§ Short exercise 1
Answer these questions from the amendment below:
(a) What is the date of the agreement being amended, as given in the heading?
(b) Which party is called "Seller"?
(c) On what date was Amendment Number Three dated?

§ Reading passage
EX-10.12 12 nsmh0930201310-qexhibit1012.htm EXHIBIT NSMH 09.30.2013 10-Q Exhibit 10.12




Exhibit 10.12
EXECUTION COPY



AMENDMENT NUMBER FIVE
to the
MORTGAGE LOAN PARTICIPATION PURCHASE AND SALE AGREEMENT
dated as of March 25, 2011
between
BARCLAYS BANK PLC
and
NATIONSTAR MORTGAGE LLC

This AMENDMENT NUMBER FIVE (this “Amendment”) is made as of this 24th day of July, 2013, by and between Barclays Bank PLC (“Purchaser” and “Agent”) and Nationstar Mortgage LLC (“Seller”), to that certain Mortgage Loan Participation Purchase and Sale Agreement, dated as of March 25, 2011 (as amended by that certain (i) Amendment and Waiver, dated as of February 17, 2012, (ii) Amendment Number One to the Mortgage Loan Participation Purchase and Sale Agreement, dated as of February 29, 2012, (iii) Amendment Number Two to the Mortgage Loan Participation Purchase and Sale Agreement, dated as of August 28, 2012, (iv) Amendment Number Three to the Mortgage Loan Participation Purchase and Sale Agreement, dated as of December 24, 2012, and (v) Amendment Number Four to the Mortgage Loan Participation Purchase and Sale Agreement, dated as of July 18, 2013, each by and between Purchaser and Seller, and as further amended, restated, supplemented or otherwise modified from time to time, the “Purchase Agreement”), by and between Purchaser and Seller.

§ Short exercise 2
In the records below, print the lines starting with the line that contains "system-restore-icon — [695, 8, 757, 68]" and going on through the line that contains "cell-description: Automatic Restore", copying each one unchanged.

§ Input data
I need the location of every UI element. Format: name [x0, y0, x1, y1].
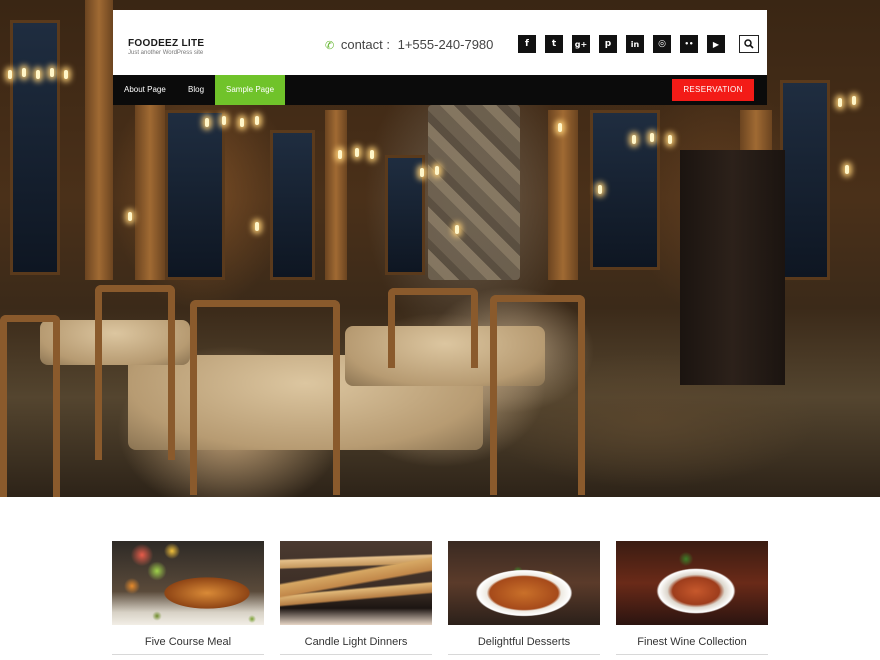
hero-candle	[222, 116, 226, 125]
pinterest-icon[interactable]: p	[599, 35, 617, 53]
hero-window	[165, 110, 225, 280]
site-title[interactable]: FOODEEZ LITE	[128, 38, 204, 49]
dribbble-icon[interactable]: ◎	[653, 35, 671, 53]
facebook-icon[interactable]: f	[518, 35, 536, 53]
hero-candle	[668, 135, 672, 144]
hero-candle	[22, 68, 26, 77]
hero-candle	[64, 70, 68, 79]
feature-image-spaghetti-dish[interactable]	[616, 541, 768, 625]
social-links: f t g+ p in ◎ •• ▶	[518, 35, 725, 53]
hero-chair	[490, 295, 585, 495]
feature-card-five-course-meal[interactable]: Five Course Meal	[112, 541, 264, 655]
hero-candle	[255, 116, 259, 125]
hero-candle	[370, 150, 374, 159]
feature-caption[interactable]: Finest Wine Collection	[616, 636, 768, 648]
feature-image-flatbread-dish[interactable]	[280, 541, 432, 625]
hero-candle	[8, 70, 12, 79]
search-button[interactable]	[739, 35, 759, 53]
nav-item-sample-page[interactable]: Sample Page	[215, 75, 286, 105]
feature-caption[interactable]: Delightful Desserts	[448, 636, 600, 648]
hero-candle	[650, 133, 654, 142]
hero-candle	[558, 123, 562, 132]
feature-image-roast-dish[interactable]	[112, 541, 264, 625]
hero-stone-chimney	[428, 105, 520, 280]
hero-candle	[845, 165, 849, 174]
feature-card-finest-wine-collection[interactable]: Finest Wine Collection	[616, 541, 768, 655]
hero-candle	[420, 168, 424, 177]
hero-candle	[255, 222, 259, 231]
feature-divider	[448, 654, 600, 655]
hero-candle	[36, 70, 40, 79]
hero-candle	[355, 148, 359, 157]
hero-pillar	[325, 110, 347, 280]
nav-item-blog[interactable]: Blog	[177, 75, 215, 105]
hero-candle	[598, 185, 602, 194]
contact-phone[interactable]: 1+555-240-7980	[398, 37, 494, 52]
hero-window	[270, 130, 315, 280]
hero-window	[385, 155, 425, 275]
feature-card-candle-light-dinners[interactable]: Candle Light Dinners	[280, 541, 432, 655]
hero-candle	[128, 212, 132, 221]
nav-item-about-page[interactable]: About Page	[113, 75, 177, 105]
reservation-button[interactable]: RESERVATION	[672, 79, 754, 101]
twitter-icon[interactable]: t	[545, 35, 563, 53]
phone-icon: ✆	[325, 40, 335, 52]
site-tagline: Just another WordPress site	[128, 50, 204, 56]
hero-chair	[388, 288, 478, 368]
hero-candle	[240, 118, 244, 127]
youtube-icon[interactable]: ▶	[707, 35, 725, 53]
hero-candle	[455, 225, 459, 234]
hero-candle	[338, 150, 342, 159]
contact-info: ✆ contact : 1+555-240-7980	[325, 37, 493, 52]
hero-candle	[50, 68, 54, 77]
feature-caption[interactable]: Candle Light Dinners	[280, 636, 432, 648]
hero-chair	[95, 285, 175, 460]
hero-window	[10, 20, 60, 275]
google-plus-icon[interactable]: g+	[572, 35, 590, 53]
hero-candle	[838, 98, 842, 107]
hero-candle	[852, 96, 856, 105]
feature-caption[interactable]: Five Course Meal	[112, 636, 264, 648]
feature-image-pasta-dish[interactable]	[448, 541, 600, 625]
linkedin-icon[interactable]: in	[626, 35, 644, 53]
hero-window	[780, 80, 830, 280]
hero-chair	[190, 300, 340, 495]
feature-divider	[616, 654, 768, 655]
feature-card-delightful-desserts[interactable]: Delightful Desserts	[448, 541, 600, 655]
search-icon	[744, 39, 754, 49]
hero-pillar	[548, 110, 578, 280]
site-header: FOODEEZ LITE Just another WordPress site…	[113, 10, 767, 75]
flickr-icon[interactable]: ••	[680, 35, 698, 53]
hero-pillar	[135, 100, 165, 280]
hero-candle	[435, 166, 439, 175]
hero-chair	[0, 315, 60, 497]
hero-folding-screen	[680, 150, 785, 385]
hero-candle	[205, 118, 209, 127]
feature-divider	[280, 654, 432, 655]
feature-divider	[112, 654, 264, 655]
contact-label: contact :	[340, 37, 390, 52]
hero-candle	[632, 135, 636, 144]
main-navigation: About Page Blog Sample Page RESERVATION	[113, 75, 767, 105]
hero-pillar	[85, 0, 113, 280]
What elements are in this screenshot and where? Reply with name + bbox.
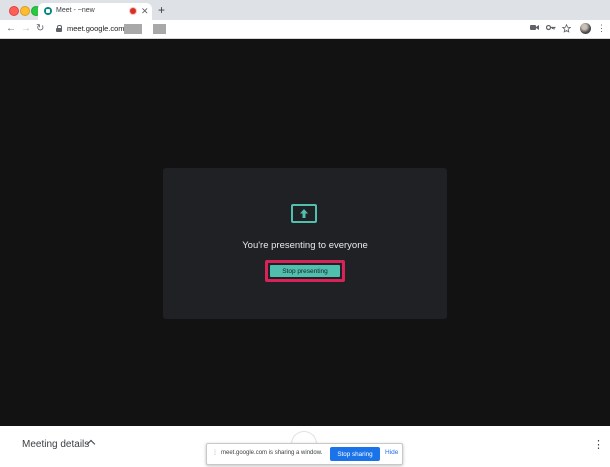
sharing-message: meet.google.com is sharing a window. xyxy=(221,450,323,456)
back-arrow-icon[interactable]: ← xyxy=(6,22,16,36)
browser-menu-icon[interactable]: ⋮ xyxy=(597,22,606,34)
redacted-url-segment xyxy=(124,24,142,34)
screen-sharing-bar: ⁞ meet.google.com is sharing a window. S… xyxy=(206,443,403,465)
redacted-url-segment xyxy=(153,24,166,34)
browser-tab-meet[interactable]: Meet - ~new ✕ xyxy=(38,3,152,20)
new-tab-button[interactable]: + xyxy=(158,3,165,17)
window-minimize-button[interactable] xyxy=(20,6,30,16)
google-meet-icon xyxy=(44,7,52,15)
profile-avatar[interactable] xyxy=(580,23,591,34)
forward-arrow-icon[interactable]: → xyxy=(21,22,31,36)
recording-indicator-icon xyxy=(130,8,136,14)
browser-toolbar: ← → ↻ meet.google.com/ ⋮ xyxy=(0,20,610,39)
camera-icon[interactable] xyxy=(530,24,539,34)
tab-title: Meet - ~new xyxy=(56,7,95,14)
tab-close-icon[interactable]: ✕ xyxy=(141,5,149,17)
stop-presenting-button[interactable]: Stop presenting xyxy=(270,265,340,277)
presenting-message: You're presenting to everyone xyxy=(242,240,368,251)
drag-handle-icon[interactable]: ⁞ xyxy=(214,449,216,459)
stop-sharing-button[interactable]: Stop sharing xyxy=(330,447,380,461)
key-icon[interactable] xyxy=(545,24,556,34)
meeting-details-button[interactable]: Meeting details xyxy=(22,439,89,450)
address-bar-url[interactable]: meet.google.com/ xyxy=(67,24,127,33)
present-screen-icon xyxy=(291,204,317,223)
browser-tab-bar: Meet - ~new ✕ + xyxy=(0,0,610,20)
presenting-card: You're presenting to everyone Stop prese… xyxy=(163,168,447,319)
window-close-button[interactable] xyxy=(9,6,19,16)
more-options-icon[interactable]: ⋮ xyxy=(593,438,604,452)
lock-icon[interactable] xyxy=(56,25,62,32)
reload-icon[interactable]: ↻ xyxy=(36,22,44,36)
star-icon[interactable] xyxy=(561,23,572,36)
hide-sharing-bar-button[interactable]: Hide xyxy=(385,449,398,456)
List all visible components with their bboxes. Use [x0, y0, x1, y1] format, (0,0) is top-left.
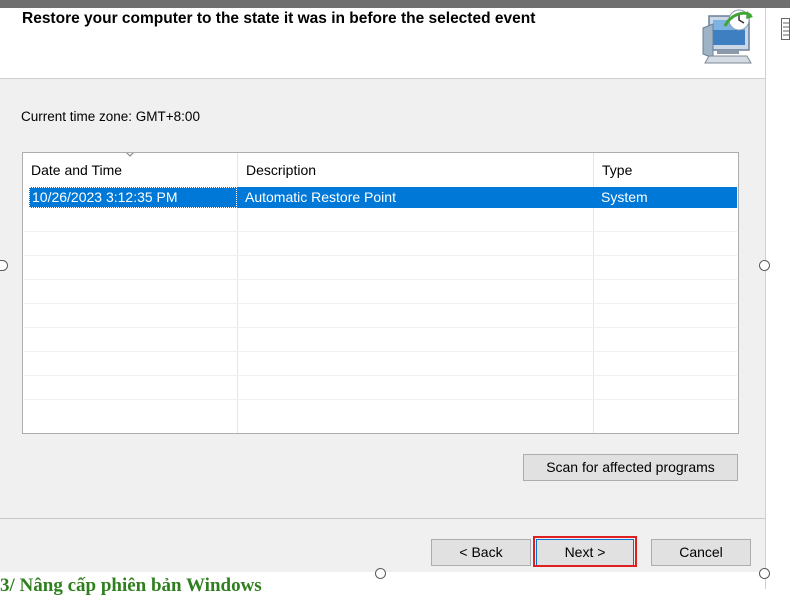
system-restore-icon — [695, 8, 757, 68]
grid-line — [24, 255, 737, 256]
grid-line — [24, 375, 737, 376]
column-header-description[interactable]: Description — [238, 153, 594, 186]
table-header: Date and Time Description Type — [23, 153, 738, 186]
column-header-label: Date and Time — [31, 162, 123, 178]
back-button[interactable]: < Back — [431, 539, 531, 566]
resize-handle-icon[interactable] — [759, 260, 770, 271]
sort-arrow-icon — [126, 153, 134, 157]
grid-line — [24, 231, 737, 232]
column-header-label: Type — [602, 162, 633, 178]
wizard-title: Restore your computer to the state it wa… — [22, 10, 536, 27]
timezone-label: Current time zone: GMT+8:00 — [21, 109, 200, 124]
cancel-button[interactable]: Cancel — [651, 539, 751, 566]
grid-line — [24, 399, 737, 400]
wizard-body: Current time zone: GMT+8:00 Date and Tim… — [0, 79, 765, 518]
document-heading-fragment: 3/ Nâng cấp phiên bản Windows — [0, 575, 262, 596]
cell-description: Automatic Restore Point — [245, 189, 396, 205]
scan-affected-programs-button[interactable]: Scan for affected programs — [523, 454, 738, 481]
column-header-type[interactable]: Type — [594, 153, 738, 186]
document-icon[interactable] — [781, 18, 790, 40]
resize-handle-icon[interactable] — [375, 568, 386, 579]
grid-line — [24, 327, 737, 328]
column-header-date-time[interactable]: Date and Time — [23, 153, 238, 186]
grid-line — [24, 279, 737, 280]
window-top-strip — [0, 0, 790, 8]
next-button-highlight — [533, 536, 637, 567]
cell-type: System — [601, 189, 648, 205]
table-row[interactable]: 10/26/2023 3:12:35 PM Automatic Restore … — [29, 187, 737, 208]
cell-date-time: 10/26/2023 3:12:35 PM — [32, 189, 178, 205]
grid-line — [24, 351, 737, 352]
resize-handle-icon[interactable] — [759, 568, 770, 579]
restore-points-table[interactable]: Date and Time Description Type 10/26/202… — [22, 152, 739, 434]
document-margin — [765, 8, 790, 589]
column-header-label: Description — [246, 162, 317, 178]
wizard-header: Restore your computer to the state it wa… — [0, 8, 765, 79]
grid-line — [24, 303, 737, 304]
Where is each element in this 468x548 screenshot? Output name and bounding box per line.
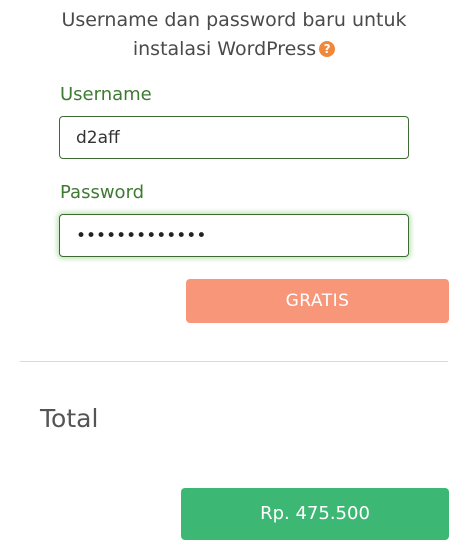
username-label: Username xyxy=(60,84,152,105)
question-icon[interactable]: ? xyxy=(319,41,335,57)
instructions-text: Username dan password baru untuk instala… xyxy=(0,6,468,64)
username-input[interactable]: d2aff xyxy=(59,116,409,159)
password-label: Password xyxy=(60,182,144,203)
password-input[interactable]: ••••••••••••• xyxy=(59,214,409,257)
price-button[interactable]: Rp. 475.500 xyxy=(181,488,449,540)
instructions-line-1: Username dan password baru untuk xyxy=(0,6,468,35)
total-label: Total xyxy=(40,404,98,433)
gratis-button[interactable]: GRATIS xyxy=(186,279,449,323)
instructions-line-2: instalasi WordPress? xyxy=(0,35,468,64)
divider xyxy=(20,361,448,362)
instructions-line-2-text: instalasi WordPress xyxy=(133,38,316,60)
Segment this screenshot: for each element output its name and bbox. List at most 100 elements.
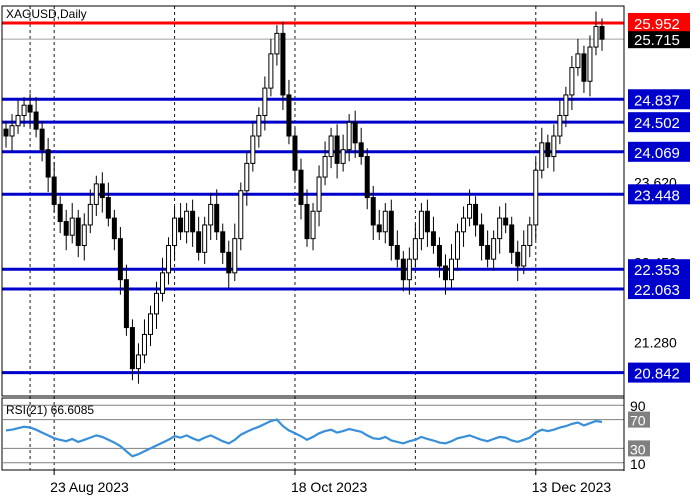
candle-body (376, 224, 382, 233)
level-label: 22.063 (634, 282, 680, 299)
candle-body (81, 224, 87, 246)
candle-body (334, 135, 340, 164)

§ Full output 1
(a) March 25, 2011
(b) Nationstar Mortgage LLC
(c) December 24, 2012

§ Full output 2
system-restore-icon — [695, 8, 757, 68]
grid-line — [24, 255, 737, 256]
grid-line — [24, 375, 737, 376]
column-header-description[interactable]: Description — [238, 153, 594, 186]
table-header: Date and Time Description Type — [23, 153, 738, 186]
column-header-label: Date and Time — [31, 162, 123, 178]
back-button[interactable]: < Back — [431, 539, 531, 566]
resize-handle-icon[interactable] — [759, 260, 770, 271]
sort-arrow-icon — [126, 153, 134, 157]
grid-line — [24, 231, 737, 232]
column-header-label: Type — [602, 162, 633, 178]
wizard-title: Restore your computer to the state it wa… — [22, 10, 536, 27]
timezone-label: Current time zone: GMT+8:00 — [21, 109, 200, 124]
cancel-button[interactable]: Cancel — [651, 539, 751, 566]
grid-line — [24, 399, 737, 400]
wizard-body: Current time zone: GMT+8:00 Date and Tim… — [0, 79, 765, 518]
document-heading-fragment: 3/ Nâng cấp phiên bản Windows — [0, 575, 262, 596]
cell-description: Automatic Restore Point — [245, 189, 396, 205]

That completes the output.